- [What is expected]: What is the number of lines containing the string "style"? Answer with the number only.

- [Provided information]:

========

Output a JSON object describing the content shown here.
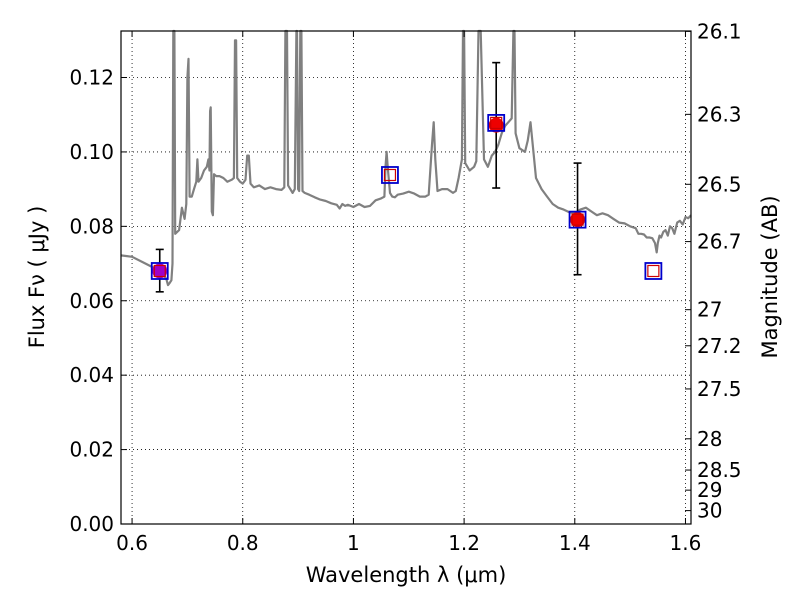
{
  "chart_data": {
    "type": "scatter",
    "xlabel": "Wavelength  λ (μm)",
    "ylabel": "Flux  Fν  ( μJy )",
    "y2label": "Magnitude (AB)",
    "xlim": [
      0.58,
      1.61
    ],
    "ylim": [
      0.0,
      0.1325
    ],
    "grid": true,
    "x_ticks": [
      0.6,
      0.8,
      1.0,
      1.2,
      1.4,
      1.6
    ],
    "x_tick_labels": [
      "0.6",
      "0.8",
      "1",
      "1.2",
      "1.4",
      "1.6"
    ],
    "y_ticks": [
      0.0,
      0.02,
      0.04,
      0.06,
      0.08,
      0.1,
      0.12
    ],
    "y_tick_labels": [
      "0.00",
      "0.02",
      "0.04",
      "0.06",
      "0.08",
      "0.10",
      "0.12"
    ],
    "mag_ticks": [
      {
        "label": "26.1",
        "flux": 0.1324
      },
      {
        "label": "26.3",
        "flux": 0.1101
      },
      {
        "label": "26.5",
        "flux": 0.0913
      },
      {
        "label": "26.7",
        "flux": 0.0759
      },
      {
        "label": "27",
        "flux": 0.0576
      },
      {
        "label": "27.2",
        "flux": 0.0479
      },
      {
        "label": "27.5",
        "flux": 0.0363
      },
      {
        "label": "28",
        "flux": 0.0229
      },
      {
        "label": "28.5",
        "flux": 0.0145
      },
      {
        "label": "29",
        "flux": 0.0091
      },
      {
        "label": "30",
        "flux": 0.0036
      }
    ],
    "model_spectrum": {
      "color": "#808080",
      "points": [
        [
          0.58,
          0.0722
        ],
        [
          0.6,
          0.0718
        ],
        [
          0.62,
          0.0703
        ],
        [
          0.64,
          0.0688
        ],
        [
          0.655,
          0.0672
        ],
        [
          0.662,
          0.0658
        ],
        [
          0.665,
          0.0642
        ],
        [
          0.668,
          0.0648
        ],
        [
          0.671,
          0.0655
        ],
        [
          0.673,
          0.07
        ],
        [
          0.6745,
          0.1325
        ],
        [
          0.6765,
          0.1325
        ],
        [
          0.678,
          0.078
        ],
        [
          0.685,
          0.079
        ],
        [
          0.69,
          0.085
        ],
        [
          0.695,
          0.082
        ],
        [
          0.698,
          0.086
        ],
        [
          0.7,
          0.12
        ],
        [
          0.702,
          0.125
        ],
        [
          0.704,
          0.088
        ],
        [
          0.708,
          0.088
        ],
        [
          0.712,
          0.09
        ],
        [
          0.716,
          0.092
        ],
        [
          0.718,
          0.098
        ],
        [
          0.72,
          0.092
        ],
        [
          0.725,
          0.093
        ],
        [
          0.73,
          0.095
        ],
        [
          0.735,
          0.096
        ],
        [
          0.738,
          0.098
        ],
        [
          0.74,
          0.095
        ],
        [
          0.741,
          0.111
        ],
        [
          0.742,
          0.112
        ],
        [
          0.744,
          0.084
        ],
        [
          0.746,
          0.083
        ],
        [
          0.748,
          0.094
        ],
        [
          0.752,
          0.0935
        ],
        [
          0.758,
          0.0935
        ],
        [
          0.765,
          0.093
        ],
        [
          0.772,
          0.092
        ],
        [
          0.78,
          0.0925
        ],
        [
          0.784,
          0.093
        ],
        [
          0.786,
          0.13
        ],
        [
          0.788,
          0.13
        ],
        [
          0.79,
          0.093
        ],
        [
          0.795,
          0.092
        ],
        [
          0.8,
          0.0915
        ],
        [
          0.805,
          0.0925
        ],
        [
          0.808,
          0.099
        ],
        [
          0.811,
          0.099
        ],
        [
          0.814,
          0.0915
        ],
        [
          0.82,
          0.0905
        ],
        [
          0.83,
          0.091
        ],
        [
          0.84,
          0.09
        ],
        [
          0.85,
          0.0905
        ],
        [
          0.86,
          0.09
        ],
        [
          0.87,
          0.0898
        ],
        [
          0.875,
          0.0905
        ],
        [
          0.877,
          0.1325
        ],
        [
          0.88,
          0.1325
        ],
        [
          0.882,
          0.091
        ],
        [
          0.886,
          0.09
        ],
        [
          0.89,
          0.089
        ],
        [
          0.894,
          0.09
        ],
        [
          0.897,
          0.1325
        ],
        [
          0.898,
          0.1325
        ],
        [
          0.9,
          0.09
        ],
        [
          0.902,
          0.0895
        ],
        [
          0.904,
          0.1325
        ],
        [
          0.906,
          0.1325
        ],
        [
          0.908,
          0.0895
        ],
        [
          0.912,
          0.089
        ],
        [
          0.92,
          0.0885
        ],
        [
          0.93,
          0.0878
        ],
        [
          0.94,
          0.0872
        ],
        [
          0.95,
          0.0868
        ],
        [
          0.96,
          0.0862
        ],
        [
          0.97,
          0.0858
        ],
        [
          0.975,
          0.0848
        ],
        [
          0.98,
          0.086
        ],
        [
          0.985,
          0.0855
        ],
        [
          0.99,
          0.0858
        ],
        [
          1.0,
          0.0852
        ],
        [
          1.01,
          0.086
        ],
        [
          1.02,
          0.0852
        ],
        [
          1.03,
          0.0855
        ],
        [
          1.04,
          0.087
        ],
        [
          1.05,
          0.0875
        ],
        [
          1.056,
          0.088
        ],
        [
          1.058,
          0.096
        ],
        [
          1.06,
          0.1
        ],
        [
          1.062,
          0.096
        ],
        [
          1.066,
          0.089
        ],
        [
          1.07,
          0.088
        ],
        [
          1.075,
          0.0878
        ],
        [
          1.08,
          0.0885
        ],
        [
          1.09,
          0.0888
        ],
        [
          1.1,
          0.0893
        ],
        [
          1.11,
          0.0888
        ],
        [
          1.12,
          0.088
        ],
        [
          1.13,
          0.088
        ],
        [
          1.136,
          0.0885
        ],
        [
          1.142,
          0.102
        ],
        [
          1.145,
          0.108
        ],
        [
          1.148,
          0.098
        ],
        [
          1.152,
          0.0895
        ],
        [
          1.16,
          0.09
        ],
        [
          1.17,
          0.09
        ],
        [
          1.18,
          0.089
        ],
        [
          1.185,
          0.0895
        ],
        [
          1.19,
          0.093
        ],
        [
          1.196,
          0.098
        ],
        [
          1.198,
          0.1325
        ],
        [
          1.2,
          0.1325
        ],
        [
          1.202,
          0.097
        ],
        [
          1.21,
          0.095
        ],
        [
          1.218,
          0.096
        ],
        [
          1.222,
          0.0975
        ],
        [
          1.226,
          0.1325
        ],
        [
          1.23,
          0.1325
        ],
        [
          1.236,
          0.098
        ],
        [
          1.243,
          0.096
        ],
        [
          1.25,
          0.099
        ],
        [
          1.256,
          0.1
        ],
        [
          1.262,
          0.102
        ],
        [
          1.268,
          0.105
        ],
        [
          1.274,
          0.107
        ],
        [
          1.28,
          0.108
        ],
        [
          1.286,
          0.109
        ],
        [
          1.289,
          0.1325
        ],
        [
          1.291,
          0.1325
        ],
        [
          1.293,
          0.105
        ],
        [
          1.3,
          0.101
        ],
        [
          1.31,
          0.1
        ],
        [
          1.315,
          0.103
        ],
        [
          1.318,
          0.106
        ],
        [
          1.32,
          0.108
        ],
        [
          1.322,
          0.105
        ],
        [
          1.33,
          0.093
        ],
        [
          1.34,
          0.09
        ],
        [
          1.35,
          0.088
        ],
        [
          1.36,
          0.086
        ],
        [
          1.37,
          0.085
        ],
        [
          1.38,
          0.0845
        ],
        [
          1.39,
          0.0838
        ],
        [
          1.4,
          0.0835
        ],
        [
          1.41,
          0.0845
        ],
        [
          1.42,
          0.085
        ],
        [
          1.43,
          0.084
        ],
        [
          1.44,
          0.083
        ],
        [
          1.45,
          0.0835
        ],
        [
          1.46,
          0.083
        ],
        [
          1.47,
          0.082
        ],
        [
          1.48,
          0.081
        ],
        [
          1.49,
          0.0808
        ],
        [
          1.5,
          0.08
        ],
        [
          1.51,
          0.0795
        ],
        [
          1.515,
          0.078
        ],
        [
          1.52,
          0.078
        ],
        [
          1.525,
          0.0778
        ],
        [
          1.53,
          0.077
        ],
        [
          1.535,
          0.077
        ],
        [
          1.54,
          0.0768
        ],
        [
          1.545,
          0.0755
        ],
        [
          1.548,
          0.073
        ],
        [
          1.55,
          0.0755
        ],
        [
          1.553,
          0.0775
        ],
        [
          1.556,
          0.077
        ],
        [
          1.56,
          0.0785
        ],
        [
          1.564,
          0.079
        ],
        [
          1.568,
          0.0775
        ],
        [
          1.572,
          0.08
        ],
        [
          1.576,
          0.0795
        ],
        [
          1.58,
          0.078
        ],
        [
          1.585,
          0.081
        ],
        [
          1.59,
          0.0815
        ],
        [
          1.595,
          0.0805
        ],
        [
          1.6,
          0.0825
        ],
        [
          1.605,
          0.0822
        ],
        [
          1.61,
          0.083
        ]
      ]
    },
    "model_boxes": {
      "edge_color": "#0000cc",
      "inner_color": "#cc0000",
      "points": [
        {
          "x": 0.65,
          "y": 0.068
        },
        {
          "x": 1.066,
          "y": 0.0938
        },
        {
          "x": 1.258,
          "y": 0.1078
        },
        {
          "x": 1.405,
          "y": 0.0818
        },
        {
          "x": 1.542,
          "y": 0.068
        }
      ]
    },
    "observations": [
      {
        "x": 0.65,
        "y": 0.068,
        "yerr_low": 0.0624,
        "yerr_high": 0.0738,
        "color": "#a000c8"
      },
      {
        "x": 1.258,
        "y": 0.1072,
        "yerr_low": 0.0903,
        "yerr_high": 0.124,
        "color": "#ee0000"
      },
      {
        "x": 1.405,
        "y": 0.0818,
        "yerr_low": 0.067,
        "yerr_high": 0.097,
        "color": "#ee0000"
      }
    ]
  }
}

========

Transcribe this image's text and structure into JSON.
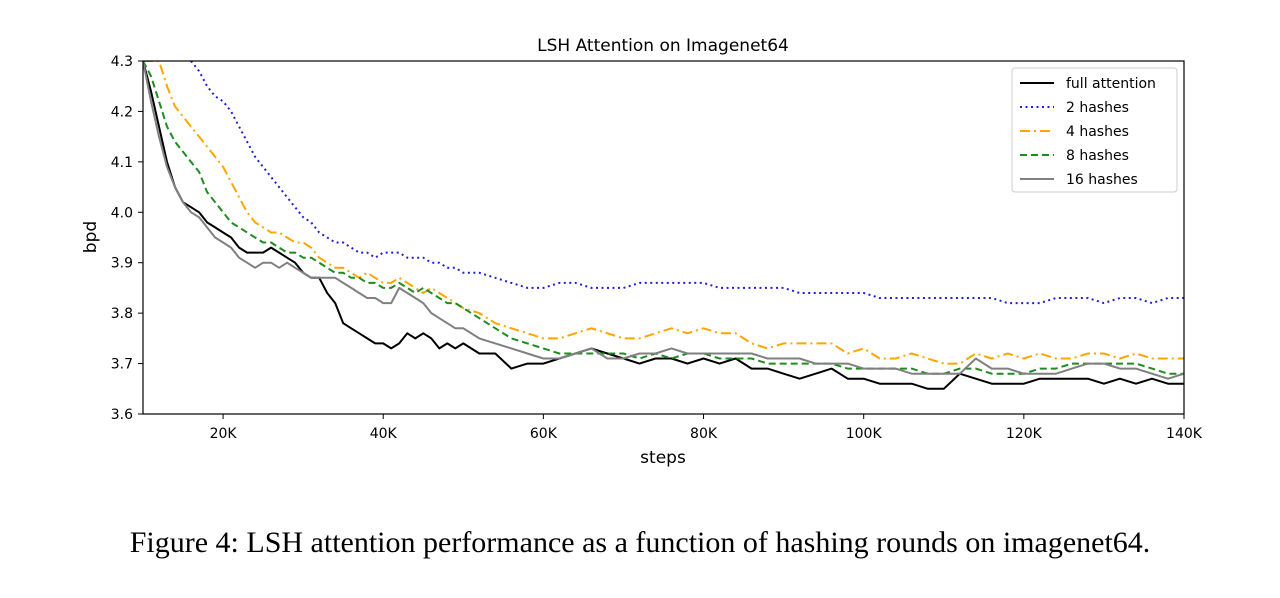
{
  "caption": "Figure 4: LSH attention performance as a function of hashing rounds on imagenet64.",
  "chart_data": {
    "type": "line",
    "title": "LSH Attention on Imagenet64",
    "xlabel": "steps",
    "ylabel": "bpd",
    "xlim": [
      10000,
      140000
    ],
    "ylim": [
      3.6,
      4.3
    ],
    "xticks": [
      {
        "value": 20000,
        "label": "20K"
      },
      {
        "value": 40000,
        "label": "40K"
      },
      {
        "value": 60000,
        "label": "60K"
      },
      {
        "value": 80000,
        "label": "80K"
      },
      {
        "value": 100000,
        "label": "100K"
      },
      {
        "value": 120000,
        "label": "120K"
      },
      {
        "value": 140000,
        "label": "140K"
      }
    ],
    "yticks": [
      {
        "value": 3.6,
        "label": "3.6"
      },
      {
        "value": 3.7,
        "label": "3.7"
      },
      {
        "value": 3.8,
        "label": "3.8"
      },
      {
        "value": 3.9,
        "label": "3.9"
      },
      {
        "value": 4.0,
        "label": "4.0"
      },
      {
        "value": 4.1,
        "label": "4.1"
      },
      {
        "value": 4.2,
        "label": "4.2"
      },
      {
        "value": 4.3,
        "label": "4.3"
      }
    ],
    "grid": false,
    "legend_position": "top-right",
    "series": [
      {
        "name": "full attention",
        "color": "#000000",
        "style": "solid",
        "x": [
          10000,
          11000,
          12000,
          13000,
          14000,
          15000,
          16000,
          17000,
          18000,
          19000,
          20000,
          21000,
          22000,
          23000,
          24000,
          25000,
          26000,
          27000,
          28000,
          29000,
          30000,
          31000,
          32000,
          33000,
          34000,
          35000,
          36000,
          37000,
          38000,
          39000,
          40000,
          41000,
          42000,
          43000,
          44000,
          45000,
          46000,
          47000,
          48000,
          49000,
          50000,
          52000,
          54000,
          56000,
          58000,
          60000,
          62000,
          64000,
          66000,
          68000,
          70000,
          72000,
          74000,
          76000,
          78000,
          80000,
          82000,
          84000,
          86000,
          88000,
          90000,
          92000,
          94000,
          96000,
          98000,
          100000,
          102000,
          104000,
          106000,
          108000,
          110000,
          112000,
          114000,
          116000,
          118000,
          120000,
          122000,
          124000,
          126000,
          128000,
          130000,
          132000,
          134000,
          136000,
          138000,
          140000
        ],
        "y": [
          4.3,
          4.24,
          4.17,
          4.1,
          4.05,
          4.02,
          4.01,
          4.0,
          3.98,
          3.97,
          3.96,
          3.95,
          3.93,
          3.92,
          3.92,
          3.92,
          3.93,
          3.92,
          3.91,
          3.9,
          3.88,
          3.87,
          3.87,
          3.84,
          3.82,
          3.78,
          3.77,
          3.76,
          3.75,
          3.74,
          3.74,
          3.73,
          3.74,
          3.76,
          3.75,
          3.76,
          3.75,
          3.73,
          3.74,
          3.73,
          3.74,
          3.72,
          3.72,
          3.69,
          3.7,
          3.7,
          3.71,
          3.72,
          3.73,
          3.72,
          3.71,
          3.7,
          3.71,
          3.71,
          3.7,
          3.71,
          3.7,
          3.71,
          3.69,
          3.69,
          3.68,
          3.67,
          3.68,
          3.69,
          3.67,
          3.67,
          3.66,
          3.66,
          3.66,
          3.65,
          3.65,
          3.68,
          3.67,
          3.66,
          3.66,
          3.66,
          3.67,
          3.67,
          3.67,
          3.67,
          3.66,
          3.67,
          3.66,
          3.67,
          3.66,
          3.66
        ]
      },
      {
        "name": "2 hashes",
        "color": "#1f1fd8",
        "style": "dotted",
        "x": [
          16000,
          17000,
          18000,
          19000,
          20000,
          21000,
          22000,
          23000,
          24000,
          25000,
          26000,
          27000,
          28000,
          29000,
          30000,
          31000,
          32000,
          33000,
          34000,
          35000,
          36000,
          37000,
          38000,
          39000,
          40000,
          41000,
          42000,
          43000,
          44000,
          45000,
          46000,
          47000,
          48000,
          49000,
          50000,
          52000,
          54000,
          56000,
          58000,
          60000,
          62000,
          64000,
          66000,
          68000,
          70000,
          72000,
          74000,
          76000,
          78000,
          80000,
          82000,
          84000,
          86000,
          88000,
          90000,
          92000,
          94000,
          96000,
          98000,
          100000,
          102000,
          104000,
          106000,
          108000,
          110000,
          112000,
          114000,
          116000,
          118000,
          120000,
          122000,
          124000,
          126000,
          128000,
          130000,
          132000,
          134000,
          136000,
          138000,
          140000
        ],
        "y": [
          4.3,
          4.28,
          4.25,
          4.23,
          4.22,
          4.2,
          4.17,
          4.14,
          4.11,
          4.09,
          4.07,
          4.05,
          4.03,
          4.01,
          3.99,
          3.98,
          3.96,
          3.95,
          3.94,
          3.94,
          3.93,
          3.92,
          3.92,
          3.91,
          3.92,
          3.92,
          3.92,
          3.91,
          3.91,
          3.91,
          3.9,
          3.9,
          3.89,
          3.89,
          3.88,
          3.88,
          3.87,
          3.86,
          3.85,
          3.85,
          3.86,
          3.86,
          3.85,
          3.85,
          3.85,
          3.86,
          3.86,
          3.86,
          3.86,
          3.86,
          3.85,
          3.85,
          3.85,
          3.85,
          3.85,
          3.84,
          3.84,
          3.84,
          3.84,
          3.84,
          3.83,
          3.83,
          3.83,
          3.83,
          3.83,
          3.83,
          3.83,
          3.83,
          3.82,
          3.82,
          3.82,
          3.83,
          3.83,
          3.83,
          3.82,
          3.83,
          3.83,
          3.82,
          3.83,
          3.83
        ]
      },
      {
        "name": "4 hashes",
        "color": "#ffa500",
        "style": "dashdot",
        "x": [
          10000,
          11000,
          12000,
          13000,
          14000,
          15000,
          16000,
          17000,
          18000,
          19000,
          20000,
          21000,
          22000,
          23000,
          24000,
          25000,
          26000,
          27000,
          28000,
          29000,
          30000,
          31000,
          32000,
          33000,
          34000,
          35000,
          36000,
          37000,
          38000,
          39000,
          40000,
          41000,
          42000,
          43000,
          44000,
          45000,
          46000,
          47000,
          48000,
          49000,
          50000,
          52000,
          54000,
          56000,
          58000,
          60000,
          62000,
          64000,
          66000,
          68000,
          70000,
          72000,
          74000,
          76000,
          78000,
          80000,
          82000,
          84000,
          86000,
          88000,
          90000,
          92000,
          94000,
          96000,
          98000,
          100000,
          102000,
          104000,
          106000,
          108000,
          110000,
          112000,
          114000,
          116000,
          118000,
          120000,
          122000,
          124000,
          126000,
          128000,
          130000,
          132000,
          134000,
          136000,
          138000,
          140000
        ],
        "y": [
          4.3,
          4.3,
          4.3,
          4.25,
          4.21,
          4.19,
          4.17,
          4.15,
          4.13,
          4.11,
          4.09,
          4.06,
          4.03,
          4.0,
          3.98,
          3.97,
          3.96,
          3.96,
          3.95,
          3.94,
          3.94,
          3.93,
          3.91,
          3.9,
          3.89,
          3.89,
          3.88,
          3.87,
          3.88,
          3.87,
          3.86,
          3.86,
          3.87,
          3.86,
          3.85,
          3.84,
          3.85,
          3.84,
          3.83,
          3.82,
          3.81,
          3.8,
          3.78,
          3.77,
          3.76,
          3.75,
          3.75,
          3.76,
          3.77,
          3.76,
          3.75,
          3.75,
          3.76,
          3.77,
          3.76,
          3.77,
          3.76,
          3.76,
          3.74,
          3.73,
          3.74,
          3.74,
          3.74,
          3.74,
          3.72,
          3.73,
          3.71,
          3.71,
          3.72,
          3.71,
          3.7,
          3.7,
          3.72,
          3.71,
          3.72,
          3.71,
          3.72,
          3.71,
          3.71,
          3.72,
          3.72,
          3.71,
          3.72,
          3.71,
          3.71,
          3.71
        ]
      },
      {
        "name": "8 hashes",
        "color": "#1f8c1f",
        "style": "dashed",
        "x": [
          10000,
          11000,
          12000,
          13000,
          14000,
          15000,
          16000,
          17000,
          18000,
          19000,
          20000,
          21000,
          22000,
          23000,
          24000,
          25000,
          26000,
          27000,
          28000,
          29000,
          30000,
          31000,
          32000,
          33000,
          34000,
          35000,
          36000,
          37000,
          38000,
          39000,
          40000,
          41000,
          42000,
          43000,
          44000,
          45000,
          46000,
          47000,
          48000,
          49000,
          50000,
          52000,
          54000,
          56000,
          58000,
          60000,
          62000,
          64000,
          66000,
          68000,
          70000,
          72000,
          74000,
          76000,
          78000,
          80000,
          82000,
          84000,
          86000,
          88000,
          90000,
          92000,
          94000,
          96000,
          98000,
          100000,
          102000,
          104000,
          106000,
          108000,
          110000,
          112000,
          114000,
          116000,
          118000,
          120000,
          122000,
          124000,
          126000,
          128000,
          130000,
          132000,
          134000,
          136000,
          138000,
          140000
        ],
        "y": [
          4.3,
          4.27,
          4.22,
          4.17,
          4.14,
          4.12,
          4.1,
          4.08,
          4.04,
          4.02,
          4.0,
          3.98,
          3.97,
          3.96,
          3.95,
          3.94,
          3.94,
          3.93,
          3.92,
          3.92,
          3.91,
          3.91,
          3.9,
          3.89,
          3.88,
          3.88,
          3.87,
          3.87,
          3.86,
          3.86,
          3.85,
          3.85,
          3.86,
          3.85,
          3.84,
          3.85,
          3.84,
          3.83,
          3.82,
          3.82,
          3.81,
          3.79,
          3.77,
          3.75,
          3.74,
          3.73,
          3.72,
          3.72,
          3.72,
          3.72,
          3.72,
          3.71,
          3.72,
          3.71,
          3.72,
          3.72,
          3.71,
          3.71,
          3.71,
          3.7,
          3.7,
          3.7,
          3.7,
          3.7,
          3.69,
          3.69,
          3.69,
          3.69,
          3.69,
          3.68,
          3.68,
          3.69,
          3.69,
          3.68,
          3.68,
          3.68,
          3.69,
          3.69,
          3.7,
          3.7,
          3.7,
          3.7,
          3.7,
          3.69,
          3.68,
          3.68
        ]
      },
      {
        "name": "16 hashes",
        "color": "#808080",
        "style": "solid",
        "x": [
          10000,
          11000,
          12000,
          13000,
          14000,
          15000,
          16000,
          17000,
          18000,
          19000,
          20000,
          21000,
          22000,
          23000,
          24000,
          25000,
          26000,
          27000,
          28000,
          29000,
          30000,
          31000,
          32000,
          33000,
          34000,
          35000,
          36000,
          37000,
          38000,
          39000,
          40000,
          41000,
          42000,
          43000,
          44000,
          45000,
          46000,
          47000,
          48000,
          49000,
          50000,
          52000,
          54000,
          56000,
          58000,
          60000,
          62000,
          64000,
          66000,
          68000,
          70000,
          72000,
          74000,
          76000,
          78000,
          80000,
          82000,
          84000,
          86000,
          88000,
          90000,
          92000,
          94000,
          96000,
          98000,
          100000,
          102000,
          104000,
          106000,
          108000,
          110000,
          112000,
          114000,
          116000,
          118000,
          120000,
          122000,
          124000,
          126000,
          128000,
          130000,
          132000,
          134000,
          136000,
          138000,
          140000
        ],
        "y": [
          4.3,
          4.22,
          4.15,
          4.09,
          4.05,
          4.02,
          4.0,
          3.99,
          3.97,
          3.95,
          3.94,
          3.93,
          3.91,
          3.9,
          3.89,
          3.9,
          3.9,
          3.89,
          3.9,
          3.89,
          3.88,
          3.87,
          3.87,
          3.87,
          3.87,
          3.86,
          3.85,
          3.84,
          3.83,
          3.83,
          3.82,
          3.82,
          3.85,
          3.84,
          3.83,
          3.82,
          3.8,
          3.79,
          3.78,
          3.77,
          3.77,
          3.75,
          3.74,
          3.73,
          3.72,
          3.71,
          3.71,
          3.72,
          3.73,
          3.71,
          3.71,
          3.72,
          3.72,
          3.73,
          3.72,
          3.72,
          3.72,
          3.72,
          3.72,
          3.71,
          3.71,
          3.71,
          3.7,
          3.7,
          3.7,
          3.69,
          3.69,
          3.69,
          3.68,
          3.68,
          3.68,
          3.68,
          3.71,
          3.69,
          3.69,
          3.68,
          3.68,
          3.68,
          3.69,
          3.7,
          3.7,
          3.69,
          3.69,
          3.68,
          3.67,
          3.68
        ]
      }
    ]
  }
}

========

- [Output for this exercise]: 5